| Challenge |
Seek out every line containing the word "Node", and copy each.

/---

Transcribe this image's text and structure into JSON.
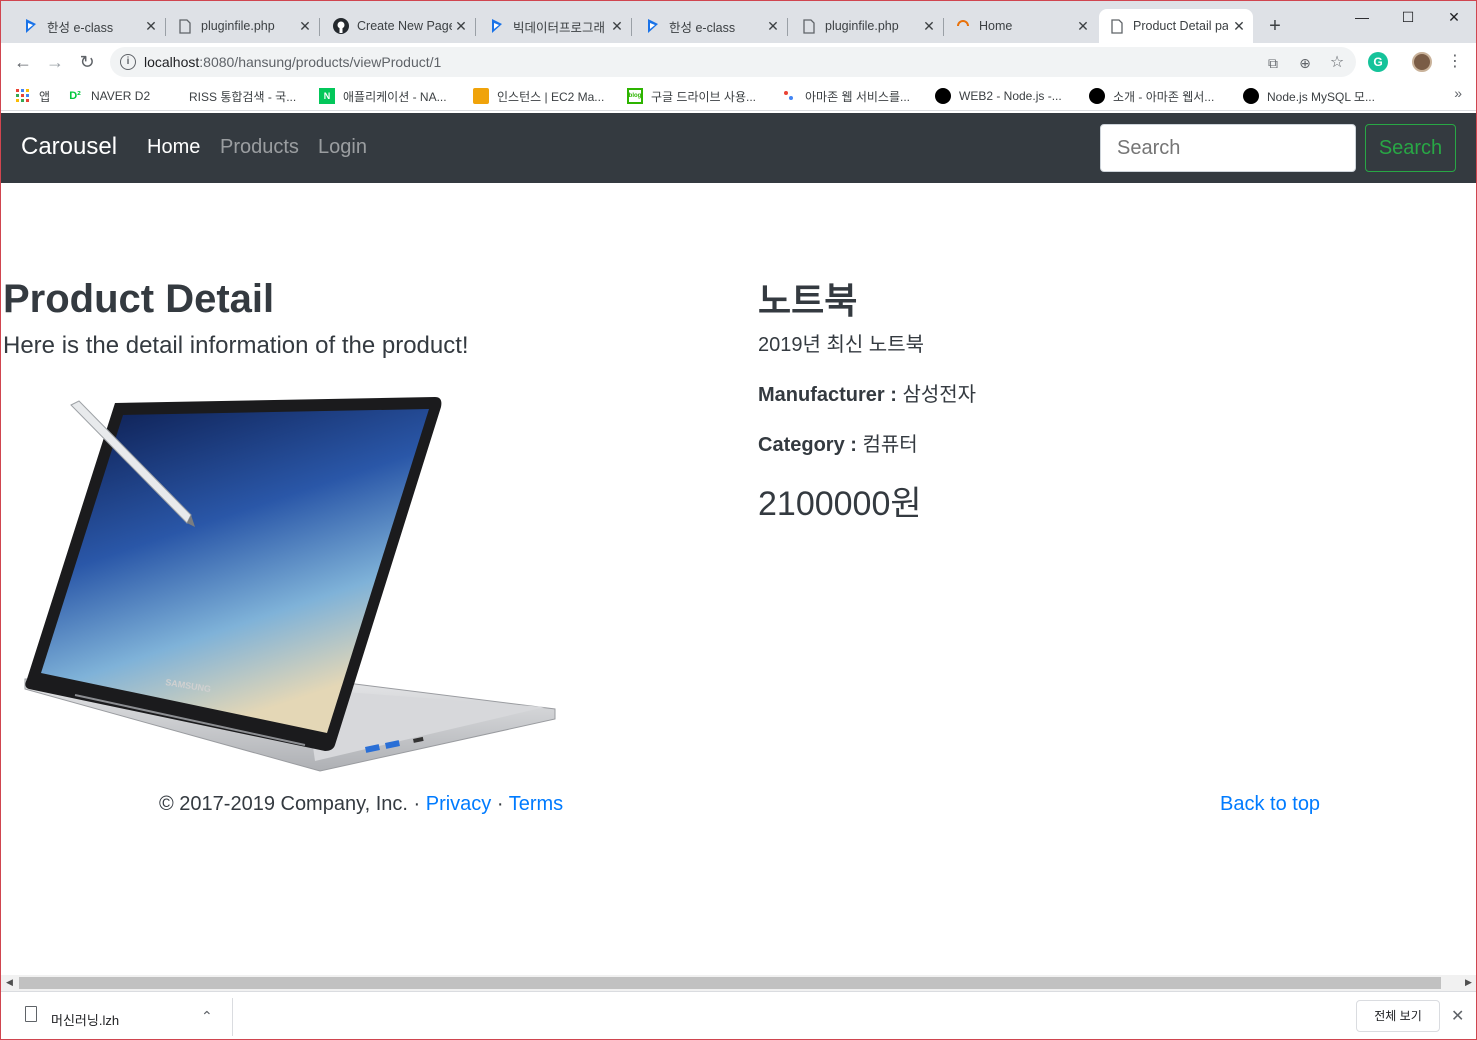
{
  "browser": {
    "tabs": [
      {
        "title": "한성 e-class",
        "icon": "eclass-icon"
      },
      {
        "title": "pluginfile.php",
        "icon": "page-icon"
      },
      {
        "title": "Create New Page",
        "icon": "github-icon"
      },
      {
        "title": "빅데이터프로그래",
        "icon": "eclass-icon"
      },
      {
        "title": "한성 e-class",
        "icon": "eclass-icon"
      },
      {
        "title": "pluginfile.php",
        "icon": "page-icon"
      },
      {
        "title": "Home",
        "icon": "loading-icon"
      },
      {
        "title": "Product Detail pa",
        "icon": "page-icon",
        "active": true
      }
    ],
    "url_host": "localhost",
    "url_rest": ":8080/hansung/products/viewProduct/1",
    "bookmarks": [
      {
        "label": "앱",
        "icon": "apps-icon"
      },
      {
        "label": "NAVER D2",
        "icon": "d2-icon"
      },
      {
        "label": "RISS 통합검색 - 국...",
        "icon": "riss-icon"
      },
      {
        "label": "애플리케이션 - NA...",
        "icon": "naver-icon"
      },
      {
        "label": "인스턴스 | EC2 Ma...",
        "icon": "aws-icon"
      },
      {
        "label": "구글 드라이브 사용...",
        "icon": "blog-icon"
      },
      {
        "label": "아마존 웹 서비스를...",
        "icon": "dots-icon"
      },
      {
        "label": "WEB2 - Node.js -...",
        "icon": "circle-icon"
      },
      {
        "label": "소개 - 아마존 웹서...",
        "icon": "circle-icon"
      },
      {
        "label": "Node.js MySQL 모...",
        "icon": "circle-icon"
      }
    ],
    "bookmarks_more": "»"
  },
  "navbar": {
    "brand": "Carousel",
    "links": [
      "Home",
      "Products",
      "Login"
    ],
    "search_placeholder": "Search",
    "search_button": "Search"
  },
  "page": {
    "title": "Product Detail",
    "lead": "Here is the detail information of the product!",
    "image_brand": "SAMSUNG"
  },
  "product": {
    "name": "노트북",
    "description": "2019년 최신 노트북",
    "manufacturer_label": "Manufacturer : ",
    "manufacturer": "삼성전자",
    "category_label": "Category : ",
    "category": "컴퓨터",
    "price": "2100000원"
  },
  "footer": {
    "copyright": "© 2017-2019 Company, Inc. · ",
    "privacy": "Privacy",
    "dot": " · ",
    "terms": "Terms",
    "back_to_top": "Back to top"
  },
  "download_bar": {
    "file_name": "머신러닝.lzh",
    "show_all": "전체 보기"
  },
  "colors": {
    "navbar_bg": "#343a40",
    "success": "#28a745",
    "link": "#007bff"
  }
}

\---

| Task output |
        "label": "WEB2 - Node.js -...",
        "label": "Node.js MySQL 모...",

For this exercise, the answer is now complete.